### Goal of the exercise
What follows are records. Restate all of them word for word.
---- Dataset records
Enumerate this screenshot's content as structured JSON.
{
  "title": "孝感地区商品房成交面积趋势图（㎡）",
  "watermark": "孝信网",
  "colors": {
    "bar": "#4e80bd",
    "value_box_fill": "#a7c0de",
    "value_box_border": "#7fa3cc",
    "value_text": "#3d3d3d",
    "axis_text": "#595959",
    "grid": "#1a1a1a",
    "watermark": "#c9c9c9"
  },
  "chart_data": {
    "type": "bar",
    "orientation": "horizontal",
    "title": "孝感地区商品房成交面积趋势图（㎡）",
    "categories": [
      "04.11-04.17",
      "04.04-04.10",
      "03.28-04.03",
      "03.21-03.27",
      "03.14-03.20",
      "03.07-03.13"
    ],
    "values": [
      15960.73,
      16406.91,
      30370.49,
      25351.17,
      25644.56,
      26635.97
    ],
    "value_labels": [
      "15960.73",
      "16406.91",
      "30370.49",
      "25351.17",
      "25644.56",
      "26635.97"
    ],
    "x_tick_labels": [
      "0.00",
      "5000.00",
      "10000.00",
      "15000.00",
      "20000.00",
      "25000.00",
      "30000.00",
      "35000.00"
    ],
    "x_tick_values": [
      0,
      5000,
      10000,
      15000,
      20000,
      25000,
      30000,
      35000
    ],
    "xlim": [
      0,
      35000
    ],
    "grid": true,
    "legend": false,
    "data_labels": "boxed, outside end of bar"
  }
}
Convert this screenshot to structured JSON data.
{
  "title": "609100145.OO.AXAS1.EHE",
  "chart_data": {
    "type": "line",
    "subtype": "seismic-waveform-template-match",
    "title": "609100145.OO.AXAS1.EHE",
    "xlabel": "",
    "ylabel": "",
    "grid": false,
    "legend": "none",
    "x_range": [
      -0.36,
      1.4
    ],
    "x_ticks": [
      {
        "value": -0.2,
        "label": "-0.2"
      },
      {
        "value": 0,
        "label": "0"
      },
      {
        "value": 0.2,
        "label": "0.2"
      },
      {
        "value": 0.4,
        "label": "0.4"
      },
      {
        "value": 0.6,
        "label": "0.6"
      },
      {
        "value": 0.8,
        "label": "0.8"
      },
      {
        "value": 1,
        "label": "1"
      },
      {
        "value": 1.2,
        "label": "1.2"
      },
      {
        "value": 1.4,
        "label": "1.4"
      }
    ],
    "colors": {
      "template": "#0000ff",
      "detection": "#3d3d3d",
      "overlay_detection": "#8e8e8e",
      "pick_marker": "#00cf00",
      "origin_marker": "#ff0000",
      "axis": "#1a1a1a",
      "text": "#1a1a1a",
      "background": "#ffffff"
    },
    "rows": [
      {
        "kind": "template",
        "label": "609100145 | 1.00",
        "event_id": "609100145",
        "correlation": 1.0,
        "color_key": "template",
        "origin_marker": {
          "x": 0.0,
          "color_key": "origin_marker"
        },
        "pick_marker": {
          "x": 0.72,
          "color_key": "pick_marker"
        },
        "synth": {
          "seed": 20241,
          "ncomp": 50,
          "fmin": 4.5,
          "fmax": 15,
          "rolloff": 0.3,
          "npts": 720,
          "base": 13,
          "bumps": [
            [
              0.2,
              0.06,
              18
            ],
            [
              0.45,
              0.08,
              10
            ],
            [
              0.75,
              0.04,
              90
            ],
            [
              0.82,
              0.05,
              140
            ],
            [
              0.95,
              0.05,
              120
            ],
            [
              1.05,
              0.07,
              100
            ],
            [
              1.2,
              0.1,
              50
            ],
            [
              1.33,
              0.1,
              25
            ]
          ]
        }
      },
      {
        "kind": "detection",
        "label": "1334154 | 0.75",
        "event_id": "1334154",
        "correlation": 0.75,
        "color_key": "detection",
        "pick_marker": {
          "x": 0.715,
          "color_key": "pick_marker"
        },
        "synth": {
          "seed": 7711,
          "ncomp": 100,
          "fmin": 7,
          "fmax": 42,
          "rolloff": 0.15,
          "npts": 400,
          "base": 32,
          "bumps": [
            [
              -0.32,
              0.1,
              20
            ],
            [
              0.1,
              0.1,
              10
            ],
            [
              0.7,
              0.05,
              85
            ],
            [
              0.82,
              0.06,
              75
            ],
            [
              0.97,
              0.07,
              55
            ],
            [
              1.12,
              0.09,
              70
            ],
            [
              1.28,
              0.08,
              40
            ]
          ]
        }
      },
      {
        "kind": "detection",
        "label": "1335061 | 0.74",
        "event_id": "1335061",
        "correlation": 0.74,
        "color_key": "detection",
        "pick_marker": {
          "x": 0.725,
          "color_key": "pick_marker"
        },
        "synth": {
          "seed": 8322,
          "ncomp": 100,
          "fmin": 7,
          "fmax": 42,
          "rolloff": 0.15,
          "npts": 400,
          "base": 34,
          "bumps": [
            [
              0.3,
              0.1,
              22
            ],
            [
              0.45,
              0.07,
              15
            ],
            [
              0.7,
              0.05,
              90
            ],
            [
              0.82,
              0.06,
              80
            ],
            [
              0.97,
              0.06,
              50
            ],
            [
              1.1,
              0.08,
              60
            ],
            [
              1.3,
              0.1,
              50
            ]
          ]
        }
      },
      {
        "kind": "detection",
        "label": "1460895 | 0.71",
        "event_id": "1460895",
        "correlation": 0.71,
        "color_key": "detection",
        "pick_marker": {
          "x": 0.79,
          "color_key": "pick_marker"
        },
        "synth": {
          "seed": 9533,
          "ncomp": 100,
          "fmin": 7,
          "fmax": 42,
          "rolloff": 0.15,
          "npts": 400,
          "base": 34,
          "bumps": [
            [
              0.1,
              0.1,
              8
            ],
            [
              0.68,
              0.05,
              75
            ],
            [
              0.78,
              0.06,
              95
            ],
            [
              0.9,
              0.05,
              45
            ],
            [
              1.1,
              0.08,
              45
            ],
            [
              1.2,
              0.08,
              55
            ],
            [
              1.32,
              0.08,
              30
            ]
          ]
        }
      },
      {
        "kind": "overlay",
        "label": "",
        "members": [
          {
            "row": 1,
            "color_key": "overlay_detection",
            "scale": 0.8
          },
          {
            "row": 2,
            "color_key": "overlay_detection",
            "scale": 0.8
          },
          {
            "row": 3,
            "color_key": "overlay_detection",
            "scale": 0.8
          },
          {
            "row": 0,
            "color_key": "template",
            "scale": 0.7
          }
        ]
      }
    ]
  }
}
--------
### Task response
Enumerate this screenshot's content as structured JSON.
{
  "title": "孝感地区商品房成交面积趋势图（㎡）",
  "watermark": "孝信网",
  "colors": {
    "bar": "#4e80bd",
    "value_box_fill": "#a7c0de",
    "value_box_border": "#7fa3cc",
    "value_text": "#3d3d3d",
    "axis_text": "#595959",
    "grid": "#1a1a1a",
    "watermark": "#c9c9c9"
  },
  "chart_data": {
    "type": "bar",
    "orientation": "horizontal",
    "title": "孝感地区商品房成交面积趋势图（㎡）",
    "categories": [
      "04.11-04.17",
      "04.04-04.10",
      "03.28-04.03",
      "03.21-03.27",
      "03.14-03.20",
      "03.07-03.13"
    ],
    "values": [
      15960.73,
      16406.91,
      30370.49,
      25351.17,
      25644.56,
      26635.97
    ],
    "value_labels": [
      "15960.73",
      "16406.91",
      "30370.49",
      "25351.17",
      "25644.56",
      "26635.97"
    ],
    "x_tick_labels": [
      "0.00",
      "5000.00",
      "10000.00",
      "15000.00",
      "20000.00",
      "25000.00",
      "30000.00",
      "35000.00"
    ],
    "x_tick_values": [
      0,
      5000,
      10000,
      15000,
      20000,
      25000,
      30000,
      35000
    ],
    "xlim": [
      0,
      35000
    ],
    "grid": true,
    "legend": false,
    "data_labels": "boxed, outside end of bar"
  }
}
Convert this screenshot to structured JSON data.
{
  "title": "609100145.OO.AXAS1.EHE",
  "chart_data": {
    "type": "line",
    "subtype": "seismic-waveform-template-match",
    "title": "609100145.OO.AXAS1.EHE",
    "xlabel": "",
    "ylabel": "",
    "grid": false,
    "legend": "none",
    "x_range": [
      -0.36,
      1.4
    ],
    "x_ticks": [
      {
        "value": -0.2,
        "label": "-0.2"
      },
      {
        "value": 0,
        "label": "0"
      },
      {
        "value": 0.2,
        "label": "0.2"
      },
      {
        "value": 0.4,
        "label": "0.4"
      },
      {
        "value": 0.6,
        "label": "0.6"
      },
      {
        "value": 0.8,
        "label": "0.8"
      },
      {
        "value": 1,
        "label": "1"
      },
      {
        "value": 1.2,
        "label": "1.2"
      },
      {
        "value": 1.4,
        "label": "1.4"
      }
    ],
    "colors": {
      "template": "#0000ff",
      "detection": "#3d3d3d",
      "overlay_detection": "#8e8e8e",
      "pick_marker": "#00cf00",
      "origin_marker": "#ff0000",
      "axis": "#1a1a1a",
      "text": "#1a1a1a",
      "background": "#ffffff"
    },
    "rows": [
      {
        "kind": "template",
        "label": "609100145 | 1.00",
        "event_id": "609100145",
        "correlation": 1.0,
        "color_key": "template",
        "origin_marker": {
          "x": 0.0,
          "color_key": "origin_marker"
        },
        "pick_marker": {
          "x": 0.72,
          "color_key": "pick_marker"
        },
        "synth": {
          "seed": 20241,
          "ncomp": 50,
          "fmin": 4.5,
          "fmax": 15,
          "rolloff": 0.3,
          "npts": 720,
          "base": 13,
          "bumps": [
            [
              0.2,
              0.06,
              18
            ],
            [
              0.45,
              0.08,
              10
            ],
            [
              0.75,
              0.04,
              90
            ],
            [
              0.82,
              0.05,
              140
            ],
            [
              0.95,
              0.05,
              120
            ],
            [
              1.05,
              0.07,
              100
            ],
            [
              1.2,
              0.1,
              50
            ],
            [
              1.33,
              0.1,
              25
            ]
          ]
        }
      },
      {
        "kind": "detection",
        "label": "1334154 | 0.75",
        "event_id": "1334154",
        "correlation": 0.75,
        "color_key": "detection",
        "pick_marker": {
          "x": 0.715,
          "color_key": "pick_marker"
        },
        "synth": {
          "seed": 7711,
          "ncomp": 100,
          "fmin": 7,
          "fmax": 42,
          "rolloff": 0.15,
          "npts": 400,
          "base": 32,
          "bumps": [
            [
              -0.32,
              0.1,
              20
            ],
            [
              0.1,
              0.1,
              10
            ],
            [
              0.7,
              0.05,
              85
            ],
            [
              0.82,
              0.06,
              75
            ],
            [
              0.97,
              0.07,
              55
            ],
            [
              1.12,
              0.09,
              70
            ],
            [
              1.28,
              0.08,
              40
            ]
          ]
        }
      },
      {
        "kind": "detection",
        "label": "1335061 | 0.74",
        "event_id": "1335061",
        "correlation": 0.74,
        "color_key": "detection",
        "pick_marker": {
          "x": 0.725,
          "color_key": "pick_marker"
        },
        "synth": {
          "seed": 8322,
          "ncomp": 100,
          "fmin": 7,
          "fmax": 42,
          "rolloff": 0.15,
          "npts": 400,
          "base": 34,
          "bumps": [
            [
              0.3,
              0.1,
              22
            ],
            [
              0.45,
              0.07,
              15
            ],
            [
              0.7,
              0.05,
              90
            ],
            [
              0.82,
              0.06,
              80
            ],
            [
              0.97,
              0.06,
              50
            ],
            [
              1.1,
              0.08,
              60
            ],
            [
              1.3,
              0.1,
              50
            ]
          ]
        }
      },
      {
        "kind": "detection",
        "label": "1460895 | 0.71",
        "event_id": "1460895",
        "correlation": 0.71,
        "color_key": "detection",
        "pick_marker": {
          "x": 0.79,
          "color_key": "pick_marker"
        },
        "synth": {
          "seed": 9533,
          "ncomp": 100,
          "fmin": 7,
          "fmax": 42,
          "rolloff": 0.15,
          "npts": 400,
          "base": 34,
          "bumps": [
            [
              0.1,
              0.1,
              8
            ],
            [
              0.68,
              0.05,
              75
            ],
            [
              0.78,
              0.06,
              95
            ],
            [
              0.9,
              0.05,
              45
            ],
            [
              1.1,
              0.08,
              45
            ],
            [
              1.2,
              0.08,
              55
            ],
            [
              1.32,
              0.08,
              30
            ]
          ]
        }
      },
      {
        "kind": "overlay",
        "label": "",
        "members": [
          {
            "row": 1,
            "color_key": "overlay_detection",
            "scale": 0.8
          },
          {
            "row": 2,
            "color_key": "overlay_detection",
            "scale": 0.8
          },
          {
            "row": 3,
            "color_key": "overlay_detection",
            "scale": 0.8
          },
          {
            "row": 0,
            "color_key": "template",
            "scale": 0.7
          }
        ]
      }
    ]
  }
}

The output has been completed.